■ **Source records**:
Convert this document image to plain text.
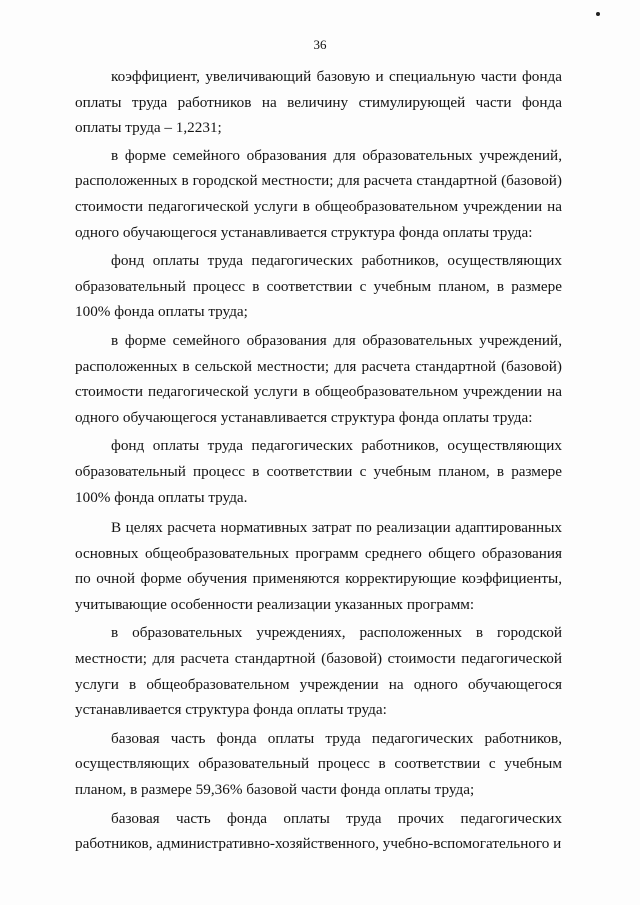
36

коэффициент, увеличивающий базовую и специальную части фонда оплаты труда работников на величину стимулирующей части фонда оплаты труда – 1,2231;

в форме семейного образования для образовательных учреждений, расположенных в городской местности; для расчета стандартной (базовой) стоимости педагогической услуги в общеобразовательном учреждении на одного обучающегося устанавливается структура фонда оплаты труда:

фонд оплаты труда педагогических работников, осуществляющих образовательный процесс в соответствии с учебным планом, в размере 100% фонда оплаты труда;

в форме семейного образования для образовательных учреждений, расположенных в сельской местности; для расчета стандартной (базовой) стоимости педагогической услуги в общеобразовательном учреждении на одного обучающегося устанавливается структура фонда оплаты труда:

фонд оплаты труда педагогических работников, осуществляющих образовательный процесс в соответствии с учебным планом, в размере 100% фонда оплаты труда.

В целях расчета нормативных затрат по реализации адаптированных основных общеобразовательных программ среднего общего образования по очной форме обучения применяются корректирующие коэффициенты, учитывающие особенности реализации указанных программ:

в образовательных учреждениях, расположенных в городской местности; для расчета стандартной (базовой) стоимости педагогической услуги в общеобразовательном учреждении на одного обучающегося устанавливается структура фонда оплаты труда:

базовая часть фонда оплаты труда педагогических работников, осуществляющих образовательный процесс в соответствии с учебным планом, в размере 59,36% базовой части фонда оплаты труда;

базовая часть фонда оплаты труда прочих педагогических работников, административно-хозяйственного, учебно-вспомогательного и
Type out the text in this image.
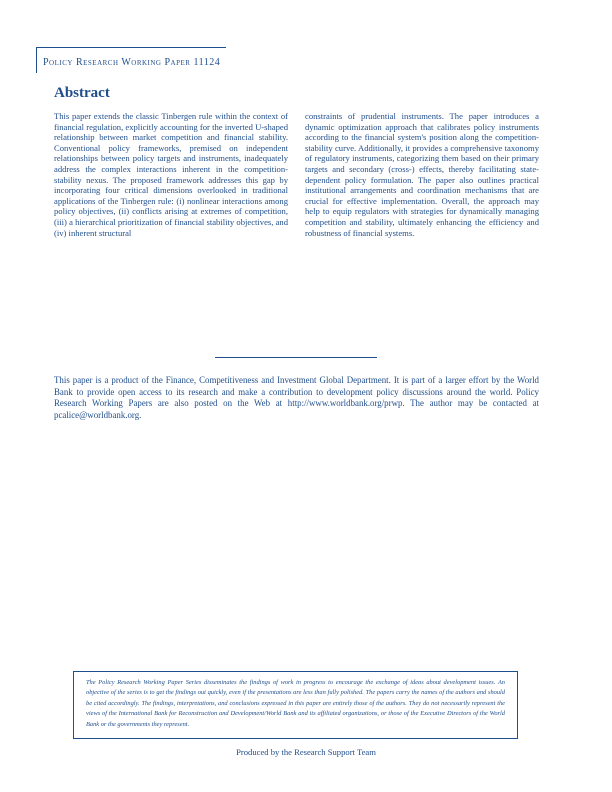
Policy Research Working Paper 11124
Abstract

This paper extends the classic Tinbergen rule within the context of financial regulation, explicitly accounting for the inverted U-shaped relationship between market competition and financial stability. Conventional policy frameworks, premised on independent relationships between policy targets and instruments, inadequately address the complex interactions inherent in the competition-stability nexus. The proposed framework addresses this gap by incorporating four critical dimensions overlooked in traditional applications of the Tinbergen rule: (i) nonlinear interactions among policy objectives, (ii) conflicts arising at extremes of competition, (iii) a hierarchical prioritization of financial stability objectives, and (iv) inherent structural

constraints of prudential instruments. The paper introduces a dynamic optimization approach that calibrates policy instruments according to the financial system's position along the competition-stability curve. Additionally, it provides a comprehensive taxonomy of regulatory instruments, categorizing them based on their primary targets and secondary (cross-) effects, thereby facilitating state-dependent policy formulation. The paper also outlines practical institutional arrangements and coordination mechanisms that are crucial for effective implementation. Overall, the approach may help to equip regulators with strategies for dynamically managing competition and stability, ultimately enhancing the efficiency and robustness of financial systems.

This paper is a product of the Finance, Competitiveness and Investment Global Department. It is part of a larger effort by the World Bank to provide open access to its research and make a contribution to development policy discussions around the world. Policy Research Working Papers are also posted on the Web at http://www.worldbank.org/prwp. The author may be contacted at pcalice@worldbank.org.

The Policy Research Working Paper Series disseminates the findings of work in progress to encourage the exchange of ideas about development issues. An objective of the series is to get the findings out quickly, even if the presentations are less than fully polished. The papers carry the names of the authors and should be cited accordingly. The findings, interpretations, and conclusions expressed in this paper are entirely those of the authors. They do not necessarily represent the views of the International Bank for Reconstruction and Development/World Bank and its affiliated organizations, or those of the Executive Directors of the World Bank or the governments they represent.

Produced by the Research Support Team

■ **What is needed**: Of the lines in this data, how many contain "image"? Reply with only the number.

■ **Solution for this problem**: 2